--- SET PROBLEM ---
Repeat each record exactly as written, and drop any images.

________________________________________

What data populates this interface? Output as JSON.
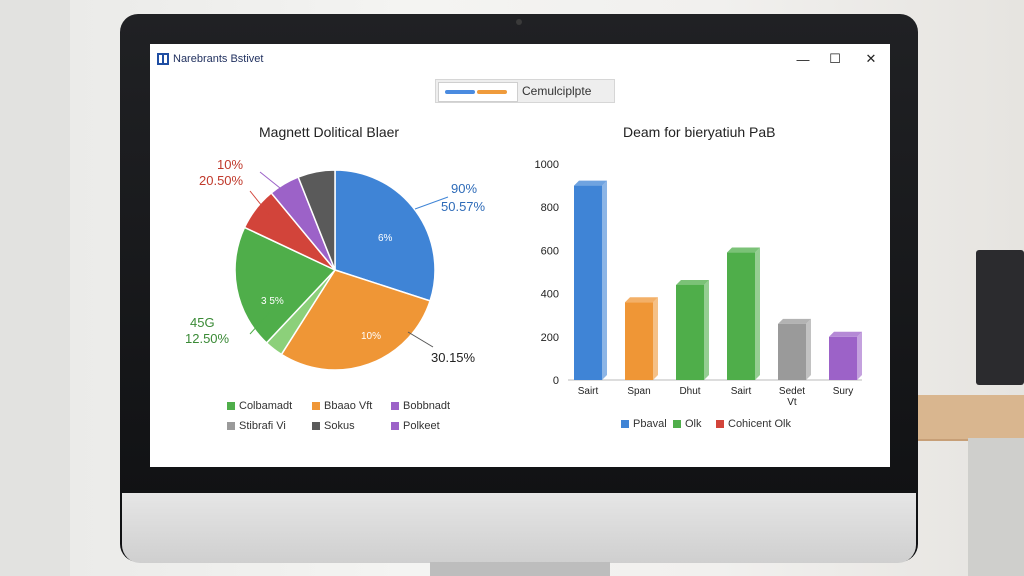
{
  "window": {
    "app_title": "Narebrants Bstivet",
    "app_icon_glyph": "OK",
    "minimize_glyph": "—",
    "maximize_glyph": "☐",
    "close_glyph": "✕"
  },
  "toolbar": {
    "label": "Cemulciplpte"
  },
  "chart_data": [
    {
      "type": "pie",
      "title": "Magnett Dolitical Blaer",
      "slices": [
        {
          "label": "90% 50.57%",
          "value": 30,
          "color": "#3f84d6"
        },
        {
          "label": "30.15%",
          "value": 29,
          "color": "#ef9636"
        },
        {
          "label": "",
          "value": 3,
          "color": "#8cd07a"
        },
        {
          "label": "45G 12.50%",
          "value": 20,
          "color": "#4fae4a"
        },
        {
          "label": "10% 20.50%",
          "value": 7,
          "color": "#d2443a"
        },
        {
          "label": "",
          "value": 5,
          "color": "#9c62c8"
        },
        {
          "label": "",
          "value": 6,
          "color": "#5a5a5a"
        }
      ],
      "slice_labels": {
        "top_left_1": "10%",
        "top_left_2": "20.50%",
        "top_right_1": "90%",
        "top_right_2": "50.57%",
        "bottom_left_1": "45G",
        "bottom_left_2": "12.50%",
        "bottom_right": "30.15%",
        "inner_blue": "6%",
        "inner_green": "3 5%",
        "inner_orange": "10%"
      },
      "legend": [
        {
          "label": "Colbamadt",
          "color": "#4fae4a"
        },
        {
          "label": "Bbaao Vft",
          "color": "#ef9636"
        },
        {
          "label": "Bobbnadt",
          "color": "#9c62c8"
        },
        {
          "label": "Stibrafi Vi",
          "color": "#9a9a9a"
        },
        {
          "label": "Sokus",
          "color": "#5a5a5a"
        },
        {
          "label": "Polkeet",
          "color": "#9c62c8"
        }
      ]
    },
    {
      "type": "bar",
      "title": "Deam for bieryatiuh PaB",
      "categories": [
        "Sairt",
        "Span",
        "Dhut",
        "Sairt",
        "Sedet Vt",
        "Sury"
      ],
      "values": [
        900,
        360,
        440,
        590,
        260,
        200
      ],
      "colors": [
        "#3f84d6",
        "#ef9636",
        "#4fae4a",
        "#4fae4a",
        "#9a9a9a",
        "#9c62c8"
      ],
      "ylim": [
        0,
        1000
      ],
      "yticks": [
        "0",
        "200",
        "400",
        "600",
        "800",
        "1000"
      ],
      "legend": [
        {
          "label": "Pbaval",
          "color": "#3f84d6"
        },
        {
          "label": "Olk",
          "color": "#4fae4a"
        },
        {
          "label": "Cohicent Olk",
          "color": "#d2443a"
        }
      ]
    }
  ]
}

________________________________________

--- COMPLETE ANSWER ---
What data populates this interface? Output as JSON.
{
  "window": {
    "app_title": "Narebrants Bstivet",
    "app_icon_glyph": "OK",
    "minimize_glyph": "—",
    "maximize_glyph": "☐",
    "close_glyph": "✕"
  },
  "toolbar": {
    "label": "Cemulciplpte"
  },
  "chart_data": [
    {
      "type": "pie",
      "title": "Magnett Dolitical Blaer",
      "slices": [
        {
          "label": "90% 50.57%",
          "value": 30,
          "color": "#3f84d6"
        },
        {
          "label": "30.15%",
          "value": 29,
          "color": "#ef9636"
        },
        {
          "label": "",
          "value": 3,
          "color": "#8cd07a"
        },
        {
          "label": "45G 12.50%",
          "value": 20,
          "color": "#4fae4a"
        },
        {
          "label": "10% 20.50%",
          "value": 7,
          "color": "#d2443a"
        },
        {
          "label": "",
          "value": 5,
          "color": "#9c62c8"
        },
        {
          "label": "",
          "value": 6,
          "color": "#5a5a5a"
        }
      ],
      "slice_labels": {
        "top_left_1": "10%",
        "top_left_2": "20.50%",
        "top_right_1": "90%",
        "top_right_2": "50.57%",
        "bottom_left_1": "45G",
        "bottom_left_2": "12.50%",
        "bottom_right": "30.15%",
        "inner_blue": "6%",
        "inner_green": "3 5%",
        "inner_orange": "10%"
      },
      "legend": [
        {
          "label": "Colbamadt",
          "color": "#4fae4a"
        },
        {
          "label": "Bbaao Vft",
          "color": "#ef9636"
        },
        {
          "label": "Bobbnadt",
          "color": "#9c62c8"
        },
        {
          "label": "Stibrafi Vi",
          "color": "#9a9a9a"
        },
        {
          "label": "Sokus",
          "color": "#5a5a5a"
        },
        {
          "label": "Polkeet",
          "color": "#9c62c8"
        }
      ]
    },
    {
      "type": "bar",
      "title": "Deam for bieryatiuh PaB",
      "categories": [
        "Sairt",
        "Span",
        "Dhut",
        "Sairt",
        "Sedet Vt",
        "Sury"
      ],
      "values": [
        900,
        360,
        440,
        590,
        260,
        200
      ],
      "colors": [
        "#3f84d6",
        "#ef9636",
        "#4fae4a",
        "#4fae4a",
        "#9a9a9a",
        "#9c62c8"
      ],
      "ylim": [
        0,
        1000
      ],
      "yticks": [
        "0",
        "200",
        "400",
        "600",
        "800",
        "1000"
      ],
      "legend": [
        {
          "label": "Pbaval",
          "color": "#3f84d6"
        },
        {
          "label": "Olk",
          "color": "#4fae4a"
        },
        {
          "label": "Cohicent Olk",
          "color": "#d2443a"
        }
      ]
    }
  ]
}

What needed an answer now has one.